• Instructions for the task
Report the number of lines that hold the string "type". Leave out any other text.

• Data extract
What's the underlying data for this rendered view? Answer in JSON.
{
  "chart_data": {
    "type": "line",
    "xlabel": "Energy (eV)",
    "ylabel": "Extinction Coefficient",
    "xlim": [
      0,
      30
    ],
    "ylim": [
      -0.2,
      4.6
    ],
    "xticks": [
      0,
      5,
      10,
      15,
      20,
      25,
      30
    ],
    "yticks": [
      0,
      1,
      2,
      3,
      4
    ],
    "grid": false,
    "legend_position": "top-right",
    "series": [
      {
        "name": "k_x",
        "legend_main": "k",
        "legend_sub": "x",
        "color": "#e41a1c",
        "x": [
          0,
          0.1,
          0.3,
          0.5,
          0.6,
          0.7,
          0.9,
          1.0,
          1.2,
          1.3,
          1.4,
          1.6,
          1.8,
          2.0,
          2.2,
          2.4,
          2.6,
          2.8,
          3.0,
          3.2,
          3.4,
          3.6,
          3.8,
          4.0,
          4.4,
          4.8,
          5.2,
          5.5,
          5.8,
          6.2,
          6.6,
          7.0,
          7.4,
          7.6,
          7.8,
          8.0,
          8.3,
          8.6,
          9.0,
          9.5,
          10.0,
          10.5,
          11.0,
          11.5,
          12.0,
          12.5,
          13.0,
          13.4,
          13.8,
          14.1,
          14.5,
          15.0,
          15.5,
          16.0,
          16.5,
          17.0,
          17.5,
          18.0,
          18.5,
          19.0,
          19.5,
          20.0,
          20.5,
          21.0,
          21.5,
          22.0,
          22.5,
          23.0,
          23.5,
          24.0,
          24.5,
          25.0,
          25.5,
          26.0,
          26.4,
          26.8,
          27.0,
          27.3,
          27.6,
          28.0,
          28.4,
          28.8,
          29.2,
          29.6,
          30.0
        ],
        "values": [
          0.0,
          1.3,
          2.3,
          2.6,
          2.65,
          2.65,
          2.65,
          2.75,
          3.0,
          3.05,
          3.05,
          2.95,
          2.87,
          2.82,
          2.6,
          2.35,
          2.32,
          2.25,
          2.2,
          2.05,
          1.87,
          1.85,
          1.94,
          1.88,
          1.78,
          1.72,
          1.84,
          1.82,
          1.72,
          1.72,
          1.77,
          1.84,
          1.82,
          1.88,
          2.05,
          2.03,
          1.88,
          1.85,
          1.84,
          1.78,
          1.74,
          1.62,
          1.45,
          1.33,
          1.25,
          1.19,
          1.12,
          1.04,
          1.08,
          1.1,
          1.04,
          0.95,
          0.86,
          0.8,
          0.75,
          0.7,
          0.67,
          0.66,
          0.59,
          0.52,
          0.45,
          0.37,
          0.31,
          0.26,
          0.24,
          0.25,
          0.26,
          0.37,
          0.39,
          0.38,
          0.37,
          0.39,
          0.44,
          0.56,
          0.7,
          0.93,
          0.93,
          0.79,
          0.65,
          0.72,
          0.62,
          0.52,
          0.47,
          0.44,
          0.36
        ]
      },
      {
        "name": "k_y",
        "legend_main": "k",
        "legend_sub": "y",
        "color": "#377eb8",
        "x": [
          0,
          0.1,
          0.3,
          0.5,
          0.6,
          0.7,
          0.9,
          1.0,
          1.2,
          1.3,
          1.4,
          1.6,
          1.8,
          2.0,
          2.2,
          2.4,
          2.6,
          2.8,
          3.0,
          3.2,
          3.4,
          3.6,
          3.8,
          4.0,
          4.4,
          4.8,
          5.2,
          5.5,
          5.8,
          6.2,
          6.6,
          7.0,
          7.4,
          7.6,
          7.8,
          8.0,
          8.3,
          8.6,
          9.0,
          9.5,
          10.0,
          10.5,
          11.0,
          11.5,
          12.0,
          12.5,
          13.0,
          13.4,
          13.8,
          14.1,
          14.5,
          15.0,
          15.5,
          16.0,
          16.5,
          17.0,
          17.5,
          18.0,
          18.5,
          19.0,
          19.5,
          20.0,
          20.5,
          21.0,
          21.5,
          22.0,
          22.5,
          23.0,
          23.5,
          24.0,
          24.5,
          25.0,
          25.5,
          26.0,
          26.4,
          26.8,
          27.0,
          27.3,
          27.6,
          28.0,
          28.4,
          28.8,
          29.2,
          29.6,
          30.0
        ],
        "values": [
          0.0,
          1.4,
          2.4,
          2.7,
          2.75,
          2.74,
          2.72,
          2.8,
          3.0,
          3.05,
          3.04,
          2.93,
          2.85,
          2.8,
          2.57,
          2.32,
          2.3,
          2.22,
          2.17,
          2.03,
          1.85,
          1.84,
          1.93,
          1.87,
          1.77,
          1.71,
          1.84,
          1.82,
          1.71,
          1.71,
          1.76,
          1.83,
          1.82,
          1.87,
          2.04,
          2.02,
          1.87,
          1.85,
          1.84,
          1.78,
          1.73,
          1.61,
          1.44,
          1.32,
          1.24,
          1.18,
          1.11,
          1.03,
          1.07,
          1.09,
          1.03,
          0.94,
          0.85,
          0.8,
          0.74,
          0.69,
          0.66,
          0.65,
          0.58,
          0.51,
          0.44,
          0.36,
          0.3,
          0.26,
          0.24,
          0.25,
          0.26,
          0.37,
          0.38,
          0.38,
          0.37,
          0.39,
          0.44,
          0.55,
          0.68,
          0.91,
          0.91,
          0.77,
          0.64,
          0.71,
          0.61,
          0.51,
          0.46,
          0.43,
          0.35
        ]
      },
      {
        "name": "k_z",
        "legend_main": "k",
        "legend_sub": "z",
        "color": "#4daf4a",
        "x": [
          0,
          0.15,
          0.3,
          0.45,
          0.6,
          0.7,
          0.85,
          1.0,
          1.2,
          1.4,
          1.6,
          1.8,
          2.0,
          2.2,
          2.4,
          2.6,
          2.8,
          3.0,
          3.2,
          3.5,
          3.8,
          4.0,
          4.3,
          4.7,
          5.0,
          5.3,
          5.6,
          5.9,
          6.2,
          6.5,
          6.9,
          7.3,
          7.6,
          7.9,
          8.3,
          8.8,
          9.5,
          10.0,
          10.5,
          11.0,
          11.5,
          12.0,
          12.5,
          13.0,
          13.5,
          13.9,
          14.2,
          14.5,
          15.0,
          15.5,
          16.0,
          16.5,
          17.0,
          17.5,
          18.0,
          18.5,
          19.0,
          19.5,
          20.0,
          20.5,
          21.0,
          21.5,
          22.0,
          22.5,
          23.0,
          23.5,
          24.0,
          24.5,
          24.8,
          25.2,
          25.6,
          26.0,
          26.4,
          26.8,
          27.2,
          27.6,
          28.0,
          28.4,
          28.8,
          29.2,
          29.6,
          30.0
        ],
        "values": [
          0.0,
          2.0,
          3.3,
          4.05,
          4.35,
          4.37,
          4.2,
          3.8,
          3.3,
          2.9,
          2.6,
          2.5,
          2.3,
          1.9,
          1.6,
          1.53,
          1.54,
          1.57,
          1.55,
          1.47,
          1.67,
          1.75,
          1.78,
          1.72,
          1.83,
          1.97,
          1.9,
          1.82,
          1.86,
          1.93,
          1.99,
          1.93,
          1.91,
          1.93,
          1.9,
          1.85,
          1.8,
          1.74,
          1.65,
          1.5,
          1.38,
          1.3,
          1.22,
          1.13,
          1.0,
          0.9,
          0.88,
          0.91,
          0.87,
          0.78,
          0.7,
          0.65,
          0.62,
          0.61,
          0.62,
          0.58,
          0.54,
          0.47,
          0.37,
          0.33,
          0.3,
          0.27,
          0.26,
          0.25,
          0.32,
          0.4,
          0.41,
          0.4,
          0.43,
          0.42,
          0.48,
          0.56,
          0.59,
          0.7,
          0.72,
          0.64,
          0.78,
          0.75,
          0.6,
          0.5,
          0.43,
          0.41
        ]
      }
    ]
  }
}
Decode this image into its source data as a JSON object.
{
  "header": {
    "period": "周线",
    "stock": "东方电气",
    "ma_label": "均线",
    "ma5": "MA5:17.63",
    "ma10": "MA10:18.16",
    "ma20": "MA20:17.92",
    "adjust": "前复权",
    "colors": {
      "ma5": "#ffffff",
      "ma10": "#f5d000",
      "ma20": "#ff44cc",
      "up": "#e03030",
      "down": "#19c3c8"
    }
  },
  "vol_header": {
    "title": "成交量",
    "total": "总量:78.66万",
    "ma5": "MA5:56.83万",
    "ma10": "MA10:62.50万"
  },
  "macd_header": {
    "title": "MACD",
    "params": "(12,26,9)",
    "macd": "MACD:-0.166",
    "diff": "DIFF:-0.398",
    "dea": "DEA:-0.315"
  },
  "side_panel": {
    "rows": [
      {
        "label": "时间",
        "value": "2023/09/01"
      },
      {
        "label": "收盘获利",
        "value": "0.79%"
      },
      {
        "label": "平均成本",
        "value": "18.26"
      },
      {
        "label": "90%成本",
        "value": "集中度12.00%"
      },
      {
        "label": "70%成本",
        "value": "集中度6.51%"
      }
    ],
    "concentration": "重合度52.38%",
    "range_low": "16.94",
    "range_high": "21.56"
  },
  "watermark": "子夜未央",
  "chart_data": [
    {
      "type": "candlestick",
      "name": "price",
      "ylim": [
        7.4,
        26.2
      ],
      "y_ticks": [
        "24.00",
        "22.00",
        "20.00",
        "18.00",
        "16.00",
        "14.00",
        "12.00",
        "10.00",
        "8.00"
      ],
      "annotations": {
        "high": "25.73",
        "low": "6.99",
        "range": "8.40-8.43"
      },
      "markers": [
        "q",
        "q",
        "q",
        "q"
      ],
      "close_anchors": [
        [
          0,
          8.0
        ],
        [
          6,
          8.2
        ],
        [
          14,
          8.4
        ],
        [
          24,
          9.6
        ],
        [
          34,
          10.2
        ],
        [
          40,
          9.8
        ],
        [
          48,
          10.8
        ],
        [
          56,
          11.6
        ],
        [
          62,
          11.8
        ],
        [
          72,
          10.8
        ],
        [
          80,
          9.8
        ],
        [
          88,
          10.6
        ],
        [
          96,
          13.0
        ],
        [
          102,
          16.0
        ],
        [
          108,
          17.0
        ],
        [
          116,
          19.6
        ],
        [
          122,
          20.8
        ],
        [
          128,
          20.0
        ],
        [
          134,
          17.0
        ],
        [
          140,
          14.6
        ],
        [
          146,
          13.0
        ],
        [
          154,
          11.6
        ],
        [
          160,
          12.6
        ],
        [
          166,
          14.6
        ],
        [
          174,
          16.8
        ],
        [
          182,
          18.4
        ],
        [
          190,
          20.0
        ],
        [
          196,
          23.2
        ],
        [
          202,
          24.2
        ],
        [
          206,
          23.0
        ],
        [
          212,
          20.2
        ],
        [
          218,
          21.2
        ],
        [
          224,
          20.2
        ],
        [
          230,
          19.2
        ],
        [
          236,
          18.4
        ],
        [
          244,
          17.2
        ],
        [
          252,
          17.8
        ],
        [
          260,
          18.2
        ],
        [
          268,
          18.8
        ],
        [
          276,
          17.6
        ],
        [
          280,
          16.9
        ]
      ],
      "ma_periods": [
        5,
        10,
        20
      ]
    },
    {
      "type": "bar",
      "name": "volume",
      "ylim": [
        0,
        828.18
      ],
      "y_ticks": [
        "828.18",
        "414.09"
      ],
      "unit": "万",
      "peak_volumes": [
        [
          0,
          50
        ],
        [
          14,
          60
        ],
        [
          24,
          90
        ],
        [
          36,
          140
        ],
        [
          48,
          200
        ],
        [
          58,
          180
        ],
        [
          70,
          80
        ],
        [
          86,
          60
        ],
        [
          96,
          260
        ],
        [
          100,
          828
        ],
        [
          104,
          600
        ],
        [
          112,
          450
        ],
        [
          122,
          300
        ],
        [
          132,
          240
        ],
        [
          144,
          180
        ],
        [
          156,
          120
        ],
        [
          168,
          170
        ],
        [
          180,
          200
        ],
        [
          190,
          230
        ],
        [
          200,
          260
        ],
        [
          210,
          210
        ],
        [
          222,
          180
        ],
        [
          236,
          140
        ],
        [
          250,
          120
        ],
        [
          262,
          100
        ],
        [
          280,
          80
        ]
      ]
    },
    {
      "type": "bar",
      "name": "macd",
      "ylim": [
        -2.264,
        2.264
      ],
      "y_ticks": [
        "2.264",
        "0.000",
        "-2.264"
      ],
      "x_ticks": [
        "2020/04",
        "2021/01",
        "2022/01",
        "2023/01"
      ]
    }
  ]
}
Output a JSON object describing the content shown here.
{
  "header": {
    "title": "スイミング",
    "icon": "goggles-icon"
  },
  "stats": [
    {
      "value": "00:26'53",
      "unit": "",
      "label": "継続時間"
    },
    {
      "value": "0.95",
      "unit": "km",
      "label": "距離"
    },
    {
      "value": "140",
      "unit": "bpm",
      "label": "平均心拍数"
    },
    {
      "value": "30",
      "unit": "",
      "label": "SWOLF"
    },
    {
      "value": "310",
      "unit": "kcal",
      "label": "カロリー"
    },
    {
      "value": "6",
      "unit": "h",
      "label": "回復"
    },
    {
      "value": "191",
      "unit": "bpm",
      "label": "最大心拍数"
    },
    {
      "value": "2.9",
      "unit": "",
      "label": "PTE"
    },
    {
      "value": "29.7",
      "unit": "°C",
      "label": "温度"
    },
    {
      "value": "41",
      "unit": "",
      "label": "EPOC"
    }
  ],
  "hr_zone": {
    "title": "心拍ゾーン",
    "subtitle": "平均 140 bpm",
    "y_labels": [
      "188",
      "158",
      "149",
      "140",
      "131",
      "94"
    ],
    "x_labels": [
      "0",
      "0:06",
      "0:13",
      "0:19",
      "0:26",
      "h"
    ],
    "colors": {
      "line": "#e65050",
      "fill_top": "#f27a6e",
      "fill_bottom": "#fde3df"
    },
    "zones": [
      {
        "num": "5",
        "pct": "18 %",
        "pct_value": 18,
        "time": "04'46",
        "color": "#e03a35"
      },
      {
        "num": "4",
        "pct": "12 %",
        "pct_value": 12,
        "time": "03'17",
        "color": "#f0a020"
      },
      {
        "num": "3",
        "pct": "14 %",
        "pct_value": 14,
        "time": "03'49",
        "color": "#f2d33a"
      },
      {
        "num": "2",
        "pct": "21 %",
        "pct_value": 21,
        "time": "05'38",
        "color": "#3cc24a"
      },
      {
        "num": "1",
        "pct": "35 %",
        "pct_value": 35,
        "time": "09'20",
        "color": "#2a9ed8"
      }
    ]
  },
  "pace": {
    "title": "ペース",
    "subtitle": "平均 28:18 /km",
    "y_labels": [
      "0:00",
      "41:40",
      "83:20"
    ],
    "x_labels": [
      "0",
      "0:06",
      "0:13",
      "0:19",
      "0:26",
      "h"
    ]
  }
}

• Output below
4